◆ Given task ◆
Every line of the material is to be quoted verbatim, minus the pictures.

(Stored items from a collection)
□ □ □ □ □

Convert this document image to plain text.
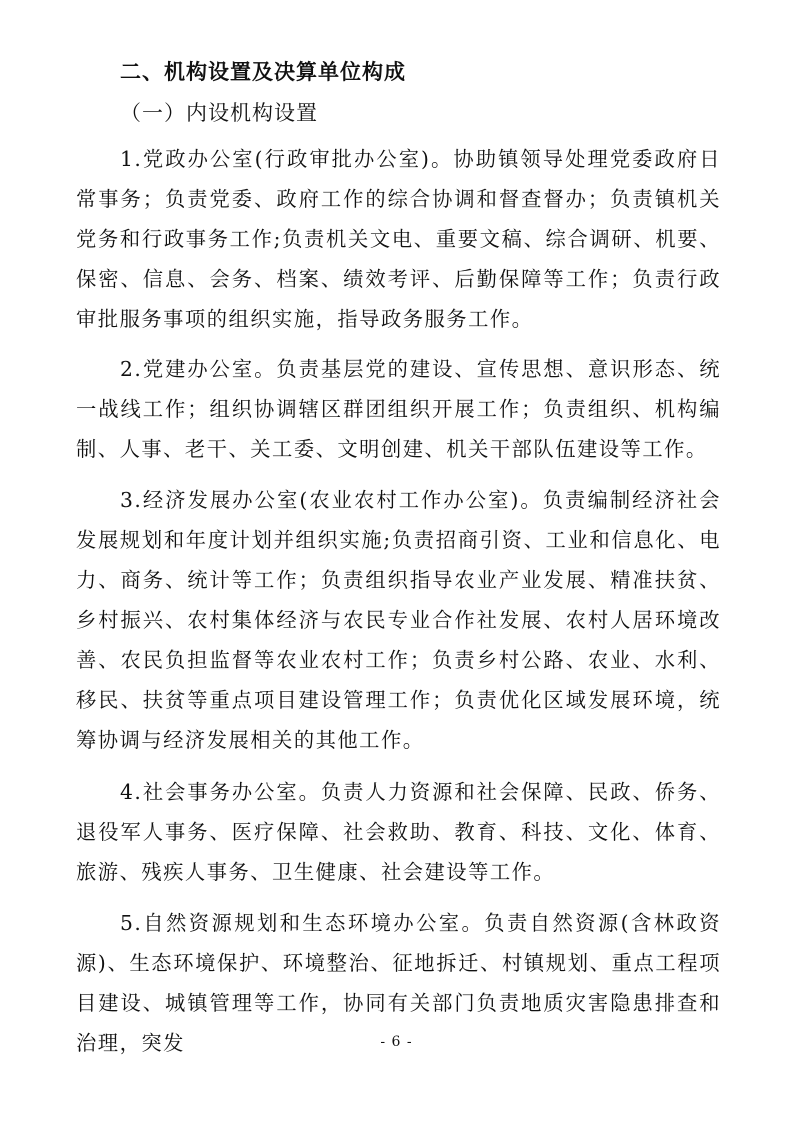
二、机构设置及决算单位构成
（一）内设机构设置

1.党政办公室(行政审批办公室)。协助镇领导处理党委政府日常事务；负责党委、政府工作的综合协调和督查督办；负责镇机关党务和行政事务工作;负责机关文电、重要文稿、综合调研、机要、保密、信息、会务、档案、绩效考评、后勤保障等工作；负责行政审批服务事项的组织实施，指导政务服务工作。

2.党建办公室。负责基层党的建设、宣传思想、意识形态、统一战线工作；组织协调辖区群团组织开展工作；负责组织、机构编制、人事、老干、关工委、文明创建、机关干部队伍建设等工作。

3.经济发展办公室(农业农村工作办公室)。负责编制经济社会发展规划和年度计划并组织实施;负责招商引资、工业和信息化、电力、商务、统计等工作；负责组织指导农业产业发展、精准扶贫、乡村振兴、农村集体经济与农民专业合作社发展、农村人居环境改善、农民负担监督等农业农村工作；负责乡村公路、农业、水利、移民、扶贫等重点项目建设管理工作；负责优化区域发展环境，统筹协调与经济发展相关的其他工作。

4.社会事务办公室。负责人力资源和社会保障、民政、侨务、退役军人事务、医疗保障、社会救助、教育、科技、文化、体育、旅游、残疾人事务、卫生健康、社会建设等工作。

5.自然资源规划和生态环境办公室。负责自然资源(含林政资源)、生态环境保护、环境整治、征地拆迁、村镇规划、重点工程项目建设、城镇管理等工作，协同有关部门负责地质灾害隐患排查和治理，突发	- 6 -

□ □ □ □ □

◆ Result ◆
Convert this document image to plain text.
二、机构设置及决算单位构成
（一）内设机构设置

1.党政办公室(行政审批办公室)。协助镇领导处理党委政府日常事务；负责党委、政府工作的综合协调和督查督办；负责镇机关党务和行政事务工作;负责机关文电、重要文稿、综合调研、机要、保密、信息、会务、档案、绩效考评、后勤保障等工作；负责行政审批服务事项的组织实施，指导政务服务工作。

2.党建办公室。负责基层党的建设、宣传思想、意识形态、统一战线工作；组织协调辖区群团组织开展工作；负责组织、机构编制、人事、老干、关工委、文明创建、机关干部队伍建设等工作。

3.经济发展办公室(农业农村工作办公室)。负责编制经济社会发展规划和年度计划并组织实施;负责招商引资、工业和信息化、电力、商务、统计等工作；负责组织指导农业产业发展、精准扶贫、乡村振兴、农村集体经济与农民专业合作社发展、农村人居环境改善、农民负担监督等农业农村工作；负责乡村公路、农业、水利、移民、扶贫等重点项目建设管理工作；负责优化区域发展环境，统筹协调与经济发展相关的其他工作。

4.社会事务办公室。负责人力资源和社会保障、民政、侨务、退役军人事务、医疗保障、社会救助、教育、科技、文化、体育、旅游、残疾人事务、卫生健康、社会建设等工作。

5.自然资源规划和生态环境办公室。负责自然资源(含林政资源)、生态环境保护、环境整治、征地拆迁、村镇规划、重点工程项目建设、城镇管理等工作，协同有关部门负责地质灾害隐患排查和治理，突发	- 6 -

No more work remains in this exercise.